*Exercise brief:* Print the data exactly as it is given, please.

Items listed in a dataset
** START **

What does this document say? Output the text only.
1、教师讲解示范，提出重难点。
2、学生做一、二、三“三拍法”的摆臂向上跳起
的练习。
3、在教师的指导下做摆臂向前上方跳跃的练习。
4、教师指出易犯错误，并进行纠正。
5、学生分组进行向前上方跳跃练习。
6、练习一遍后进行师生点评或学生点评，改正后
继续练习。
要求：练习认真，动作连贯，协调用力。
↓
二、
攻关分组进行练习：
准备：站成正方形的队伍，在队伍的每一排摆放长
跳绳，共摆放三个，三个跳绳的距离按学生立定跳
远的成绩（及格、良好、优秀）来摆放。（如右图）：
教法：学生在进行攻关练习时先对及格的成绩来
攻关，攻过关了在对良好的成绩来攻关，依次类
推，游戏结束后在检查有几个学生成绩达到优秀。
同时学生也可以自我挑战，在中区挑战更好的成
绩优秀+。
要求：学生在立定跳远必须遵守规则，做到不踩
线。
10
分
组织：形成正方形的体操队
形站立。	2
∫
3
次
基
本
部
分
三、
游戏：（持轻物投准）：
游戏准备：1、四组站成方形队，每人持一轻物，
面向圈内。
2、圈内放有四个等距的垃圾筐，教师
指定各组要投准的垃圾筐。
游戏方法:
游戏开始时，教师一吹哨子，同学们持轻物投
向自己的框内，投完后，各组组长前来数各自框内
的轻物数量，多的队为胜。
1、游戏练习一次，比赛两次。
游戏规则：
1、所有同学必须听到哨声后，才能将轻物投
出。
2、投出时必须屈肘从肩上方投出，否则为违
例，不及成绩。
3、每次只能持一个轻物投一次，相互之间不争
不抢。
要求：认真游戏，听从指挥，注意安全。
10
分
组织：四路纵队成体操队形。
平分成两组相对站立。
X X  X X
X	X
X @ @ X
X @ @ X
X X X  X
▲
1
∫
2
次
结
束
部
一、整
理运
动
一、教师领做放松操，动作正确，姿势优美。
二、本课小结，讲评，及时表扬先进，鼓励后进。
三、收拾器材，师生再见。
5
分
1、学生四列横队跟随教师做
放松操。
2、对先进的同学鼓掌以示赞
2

** END **

*Output for this exercise:*
What does this document say? Output the text only.
1、教师讲解示范，提出重难点。
2、学生做一、二、三“三拍法”的摆臂向上跳起
的练习。
3、在教师的指导下做摆臂向前上方跳跃的练习。
4、教师指出易犯错误，并进行纠正。
5、学生分组进行向前上方跳跃练习。
6、练习一遍后进行师生点评或学生点评，改正后
继续练习。
要求：练习认真，动作连贯，协调用力。
↓
二、
攻关分组进行练习：
准备：站成正方形的队伍，在队伍的每一排摆放长
跳绳，共摆放三个，三个跳绳的距离按学生立定跳
远的成绩（及格、良好、优秀）来摆放。（如右图）：
教法：学生在进行攻关练习时先对及格的成绩来
攻关，攻过关了在对良好的成绩来攻关，依次类
推，游戏结束后在检查有几个学生成绩达到优秀。
同时学生也可以自我挑战，在中区挑战更好的成
绩优秀+。
要求：学生在立定跳远必须遵守规则，做到不踩
线。
10
分
组织：形成正方形的体操队
形站立。	2
∫
3
次
基
本
部
分
三、
游戏：（持轻物投准）：
游戏准备：1、四组站成方形队，每人持一轻物，
面向圈内。
2、圈内放有四个等距的垃圾筐，教师
指定各组要投准的垃圾筐。
游戏方法:
游戏开始时，教师一吹哨子，同学们持轻物投
向自己的框内，投完后，各组组长前来数各自框内
的轻物数量，多的队为胜。
1、游戏练习一次，比赛两次。
游戏规则：
1、所有同学必须听到哨声后，才能将轻物投
出。
2、投出时必须屈肘从肩上方投出，否则为违
例，不及成绩。
3、每次只能持一个轻物投一次，相互之间不争
不抢。
要求：认真游戏，听从指挥，注意安全。
10
分
组织：四路纵队成体操队形。
平分成两组相对站立。
X X  X X
X	X
X @ @ X
X @ @ X
X X X  X
▲
1
∫
2
次
结
束
部
一、整
理运
动
一、教师领做放松操，动作正确，姿势优美。
二、本课小结，讲评，及时表扬先进，鼓励后进。
三、收拾器材，师生再见。
5
分
1、学生四列横队跟随教师做
放松操。
2、对先进的同学鼓掌以示赞
2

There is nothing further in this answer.